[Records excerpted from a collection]
────────────────

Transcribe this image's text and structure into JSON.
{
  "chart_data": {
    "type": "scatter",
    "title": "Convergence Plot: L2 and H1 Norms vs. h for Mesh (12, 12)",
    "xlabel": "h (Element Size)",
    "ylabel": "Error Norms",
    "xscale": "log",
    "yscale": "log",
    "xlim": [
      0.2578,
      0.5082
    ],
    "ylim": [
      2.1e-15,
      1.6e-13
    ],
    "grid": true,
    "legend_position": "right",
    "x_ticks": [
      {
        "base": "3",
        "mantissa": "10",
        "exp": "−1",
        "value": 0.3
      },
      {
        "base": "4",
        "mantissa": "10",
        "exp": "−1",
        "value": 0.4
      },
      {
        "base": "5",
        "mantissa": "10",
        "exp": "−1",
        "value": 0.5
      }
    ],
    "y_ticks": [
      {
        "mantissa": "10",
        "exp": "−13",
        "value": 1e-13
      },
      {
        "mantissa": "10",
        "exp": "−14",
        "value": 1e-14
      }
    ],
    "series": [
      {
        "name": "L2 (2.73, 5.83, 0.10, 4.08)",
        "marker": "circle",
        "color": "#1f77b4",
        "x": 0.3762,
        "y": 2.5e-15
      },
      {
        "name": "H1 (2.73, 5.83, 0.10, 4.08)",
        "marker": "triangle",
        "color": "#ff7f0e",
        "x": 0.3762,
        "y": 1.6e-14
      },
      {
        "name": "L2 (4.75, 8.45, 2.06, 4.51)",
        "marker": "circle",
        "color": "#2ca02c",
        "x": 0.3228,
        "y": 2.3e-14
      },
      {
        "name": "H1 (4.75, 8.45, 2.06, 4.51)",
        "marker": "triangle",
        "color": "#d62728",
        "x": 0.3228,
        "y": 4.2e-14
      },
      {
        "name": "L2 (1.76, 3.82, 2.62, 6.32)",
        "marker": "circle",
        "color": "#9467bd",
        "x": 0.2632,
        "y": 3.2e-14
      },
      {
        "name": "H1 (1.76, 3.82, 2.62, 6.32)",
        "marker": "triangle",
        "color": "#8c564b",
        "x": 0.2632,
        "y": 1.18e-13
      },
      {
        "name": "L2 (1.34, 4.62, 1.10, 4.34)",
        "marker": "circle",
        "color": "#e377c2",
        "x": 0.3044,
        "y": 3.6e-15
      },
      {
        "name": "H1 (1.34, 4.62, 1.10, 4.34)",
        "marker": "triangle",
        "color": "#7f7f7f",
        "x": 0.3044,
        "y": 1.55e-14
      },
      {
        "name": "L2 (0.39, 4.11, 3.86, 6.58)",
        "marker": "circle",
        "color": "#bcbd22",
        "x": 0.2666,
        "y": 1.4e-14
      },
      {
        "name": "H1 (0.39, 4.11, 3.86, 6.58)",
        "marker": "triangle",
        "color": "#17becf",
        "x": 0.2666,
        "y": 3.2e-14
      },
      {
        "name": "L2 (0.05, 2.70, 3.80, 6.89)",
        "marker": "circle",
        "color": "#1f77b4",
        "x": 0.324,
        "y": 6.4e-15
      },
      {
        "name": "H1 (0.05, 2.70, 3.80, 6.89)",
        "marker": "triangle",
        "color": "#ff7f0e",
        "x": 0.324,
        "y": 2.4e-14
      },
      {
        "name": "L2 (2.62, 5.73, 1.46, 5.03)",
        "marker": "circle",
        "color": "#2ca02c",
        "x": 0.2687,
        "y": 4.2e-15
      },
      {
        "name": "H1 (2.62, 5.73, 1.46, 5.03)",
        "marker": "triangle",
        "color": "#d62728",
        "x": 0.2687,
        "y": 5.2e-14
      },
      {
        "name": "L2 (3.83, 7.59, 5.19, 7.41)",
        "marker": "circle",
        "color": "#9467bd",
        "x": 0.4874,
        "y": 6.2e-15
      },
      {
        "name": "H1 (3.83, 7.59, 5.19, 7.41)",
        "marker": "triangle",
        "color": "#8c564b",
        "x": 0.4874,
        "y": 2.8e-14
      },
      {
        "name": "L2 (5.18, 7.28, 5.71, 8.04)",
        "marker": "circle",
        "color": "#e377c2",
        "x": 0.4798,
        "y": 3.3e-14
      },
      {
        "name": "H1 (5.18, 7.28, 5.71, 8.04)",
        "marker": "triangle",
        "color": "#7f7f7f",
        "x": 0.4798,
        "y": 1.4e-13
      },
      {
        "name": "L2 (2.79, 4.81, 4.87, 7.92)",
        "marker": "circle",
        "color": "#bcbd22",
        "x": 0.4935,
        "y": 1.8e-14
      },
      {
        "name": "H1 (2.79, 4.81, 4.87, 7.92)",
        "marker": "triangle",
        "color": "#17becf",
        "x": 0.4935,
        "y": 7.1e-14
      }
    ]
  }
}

────────────────

__What you have to do__
Every record shown above should be written out again exactly.

__Written reply__
Transcribe this image's text and structure into JSON.
{
  "chart_data": {
    "type": "scatter",
    "title": "Convergence Plot: L2 and H1 Norms vs. h for Mesh (12, 12)",
    "xlabel": "h (Element Size)",
    "ylabel": "Error Norms",
    "xscale": "log",
    "yscale": "log",
    "xlim": [
      0.2578,
      0.5082
    ],
    "ylim": [
      2.1e-15,
      1.6e-13
    ],
    "grid": true,
    "legend_position": "right",
    "x_ticks": [
      {
        "base": "3",
        "mantissa": "10",
        "exp": "−1",
        "value": 0.3
      },
      {
        "base": "4",
        "mantissa": "10",
        "exp": "−1",
        "value": 0.4
      },
      {
        "base": "5",
        "mantissa": "10",
        "exp": "−1",
        "value": 0.5
      }
    ],
    "y_ticks": [
      {
        "mantissa": "10",
        "exp": "−13",
        "value": 1e-13
      },
      {
        "mantissa": "10",
        "exp": "−14",
        "value": 1e-14
      }
    ],
    "series": [
      {
        "name": "L2 (2.73, 5.83, 0.10, 4.08)",
        "marker": "circle",
        "color": "#1f77b4",
        "x": 0.3762,
        "y": 2.5e-15
      },
      {
        "name": "H1 (2.73, 5.83, 0.10, 4.08)",
        "marker": "triangle",
        "color": "#ff7f0e",
        "x": 0.3762,
        "y": 1.6e-14
      },
      {
        "name": "L2 (4.75, 8.45, 2.06, 4.51)",
        "marker": "circle",
        "color": "#2ca02c",
        "x": 0.3228,
        "y": 2.3e-14
      },
      {
        "name": "H1 (4.75, 8.45, 2.06, 4.51)",
        "marker": "triangle",
        "color": "#d62728",
        "x": 0.3228,
        "y": 4.2e-14
      },
      {
        "name": "L2 (1.76, 3.82, 2.62, 6.32)",
        "marker": "circle",
        "color": "#9467bd",
        "x": 0.2632,
        "y": 3.2e-14
      },
      {
        "name": "H1 (1.76, 3.82, 2.62, 6.32)",
        "marker": "triangle",
        "color": "#8c564b",
        "x": 0.2632,
        "y": 1.18e-13
      },
      {
        "name": "L2 (1.34, 4.62, 1.10, 4.34)",
        "marker": "circle",
        "color": "#e377c2",
        "x": 0.3044,
        "y": 3.6e-15
      },
      {
        "name": "H1 (1.34, 4.62, 1.10, 4.34)",
        "marker": "triangle",
        "color": "#7f7f7f",
        "x": 0.3044,
        "y": 1.55e-14
      },
      {
        "name": "L2 (0.39, 4.11, 3.86, 6.58)",
        "marker": "circle",
        "color": "#bcbd22",
        "x": 0.2666,
        "y": 1.4e-14
      },
      {
        "name": "H1 (0.39, 4.11, 3.86, 6.58)",
        "marker": "triangle",
        "color": "#17becf",
        "x": 0.2666,
        "y": 3.2e-14
      },
      {
        "name": "L2 (0.05, 2.70, 3.80, 6.89)",
        "marker": "circle",
        "color": "#1f77b4",
        "x": 0.324,
        "y": 6.4e-15
      },
      {
        "name": "H1 (0.05, 2.70, 3.80, 6.89)",
        "marker": "triangle",
        "color": "#ff7f0e",
        "x": 0.324,
        "y": 2.4e-14
      },
      {
        "name": "L2 (2.62, 5.73, 1.46, 5.03)",
        "marker": "circle",
        "color": "#2ca02c",
        "x": 0.2687,
        "y": 4.2e-15
      },
      {
        "name": "H1 (2.62, 5.73, 1.46, 5.03)",
        "marker": "triangle",
        "color": "#d62728",
        "x": 0.2687,
        "y": 5.2e-14
      },
      {
        "name": "L2 (3.83, 7.59, 5.19, 7.41)",
        "marker": "circle",
        "color": "#9467bd",
        "x": 0.4874,
        "y": 6.2e-15
      },
      {
        "name": "H1 (3.83, 7.59, 5.19, 7.41)",
        "marker": "triangle",
        "color": "#8c564b",
        "x": 0.4874,
        "y": 2.8e-14
      },
      {
        "name": "L2 (5.18, 7.28, 5.71, 8.04)",
        "marker": "circle",
        "color": "#e377c2",
        "x": 0.4798,
        "y": 3.3e-14
      },
      {
        "name": "H1 (5.18, 7.28, 5.71, 8.04)",
        "marker": "triangle",
        "color": "#7f7f7f",
        "x": 0.4798,
        "y": 1.4e-13
      },
      {
        "name": "L2 (2.79, 4.81, 4.87, 7.92)",
        "marker": "circle",
        "color": "#bcbd22",
        "x": 0.4935,
        "y": 1.8e-14
      },
      {
        "name": "H1 (2.79, 4.81, 4.87, 7.92)",
        "marker": "triangle",
        "color": "#17becf",
        "x": 0.4935,
        "y": 7.1e-14
      }
    ]
  }
}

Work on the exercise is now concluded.